### TASK OBJECTIVE:
Extract every line that contains the word "values".

### AVAILABLE DATA:

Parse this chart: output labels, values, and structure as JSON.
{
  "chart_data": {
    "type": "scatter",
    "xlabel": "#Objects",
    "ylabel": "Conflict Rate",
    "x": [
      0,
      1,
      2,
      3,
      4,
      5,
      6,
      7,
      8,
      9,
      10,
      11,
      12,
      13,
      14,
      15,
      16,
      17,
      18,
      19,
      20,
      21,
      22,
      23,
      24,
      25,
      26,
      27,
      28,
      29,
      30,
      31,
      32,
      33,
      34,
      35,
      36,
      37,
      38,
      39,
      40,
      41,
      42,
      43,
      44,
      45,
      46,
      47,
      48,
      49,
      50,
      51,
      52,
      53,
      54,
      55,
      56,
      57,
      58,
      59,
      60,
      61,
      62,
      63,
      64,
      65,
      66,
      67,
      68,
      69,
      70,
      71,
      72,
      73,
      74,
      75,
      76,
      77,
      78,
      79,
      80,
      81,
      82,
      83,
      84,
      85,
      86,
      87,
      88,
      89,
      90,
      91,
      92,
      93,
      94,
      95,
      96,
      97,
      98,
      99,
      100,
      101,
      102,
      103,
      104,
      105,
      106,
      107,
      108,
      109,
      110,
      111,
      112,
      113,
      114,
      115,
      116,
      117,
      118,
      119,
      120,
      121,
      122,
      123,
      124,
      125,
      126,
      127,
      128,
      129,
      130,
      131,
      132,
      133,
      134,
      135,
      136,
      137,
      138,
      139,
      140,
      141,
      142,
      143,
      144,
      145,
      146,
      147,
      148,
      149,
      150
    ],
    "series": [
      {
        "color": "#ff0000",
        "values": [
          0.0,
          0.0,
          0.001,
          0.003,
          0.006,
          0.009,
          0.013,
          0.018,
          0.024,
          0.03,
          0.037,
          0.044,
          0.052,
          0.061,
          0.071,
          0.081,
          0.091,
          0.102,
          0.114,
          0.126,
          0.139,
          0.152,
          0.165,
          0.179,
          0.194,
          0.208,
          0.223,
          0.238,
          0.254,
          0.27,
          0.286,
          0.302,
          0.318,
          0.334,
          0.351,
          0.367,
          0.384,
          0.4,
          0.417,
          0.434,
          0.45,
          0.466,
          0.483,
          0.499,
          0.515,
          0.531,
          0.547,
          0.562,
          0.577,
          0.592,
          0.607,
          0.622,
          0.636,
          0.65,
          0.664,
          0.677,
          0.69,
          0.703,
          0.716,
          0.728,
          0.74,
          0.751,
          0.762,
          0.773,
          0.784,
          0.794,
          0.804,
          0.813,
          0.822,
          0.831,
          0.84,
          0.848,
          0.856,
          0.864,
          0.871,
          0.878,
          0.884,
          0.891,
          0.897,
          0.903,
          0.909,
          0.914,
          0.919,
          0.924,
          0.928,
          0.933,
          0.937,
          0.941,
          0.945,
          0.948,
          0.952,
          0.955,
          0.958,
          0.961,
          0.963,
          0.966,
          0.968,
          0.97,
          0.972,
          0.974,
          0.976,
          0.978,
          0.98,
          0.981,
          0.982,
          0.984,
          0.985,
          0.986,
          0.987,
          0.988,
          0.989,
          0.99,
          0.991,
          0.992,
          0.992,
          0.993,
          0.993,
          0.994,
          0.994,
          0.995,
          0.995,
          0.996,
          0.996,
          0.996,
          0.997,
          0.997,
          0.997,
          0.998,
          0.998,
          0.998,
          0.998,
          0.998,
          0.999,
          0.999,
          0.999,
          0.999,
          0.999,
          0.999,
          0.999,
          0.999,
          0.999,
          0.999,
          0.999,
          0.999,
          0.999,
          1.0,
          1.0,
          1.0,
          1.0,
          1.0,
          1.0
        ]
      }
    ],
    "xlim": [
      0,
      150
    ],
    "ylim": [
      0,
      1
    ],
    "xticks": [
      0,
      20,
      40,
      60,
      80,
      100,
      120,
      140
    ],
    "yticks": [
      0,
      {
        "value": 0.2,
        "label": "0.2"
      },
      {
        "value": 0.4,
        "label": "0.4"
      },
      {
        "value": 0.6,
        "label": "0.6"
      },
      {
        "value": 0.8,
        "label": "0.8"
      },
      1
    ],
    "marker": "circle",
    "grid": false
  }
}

### EXPECTED OUTPUT:
Parse this chart: output labels, values, and structure as JSON.
        "values": [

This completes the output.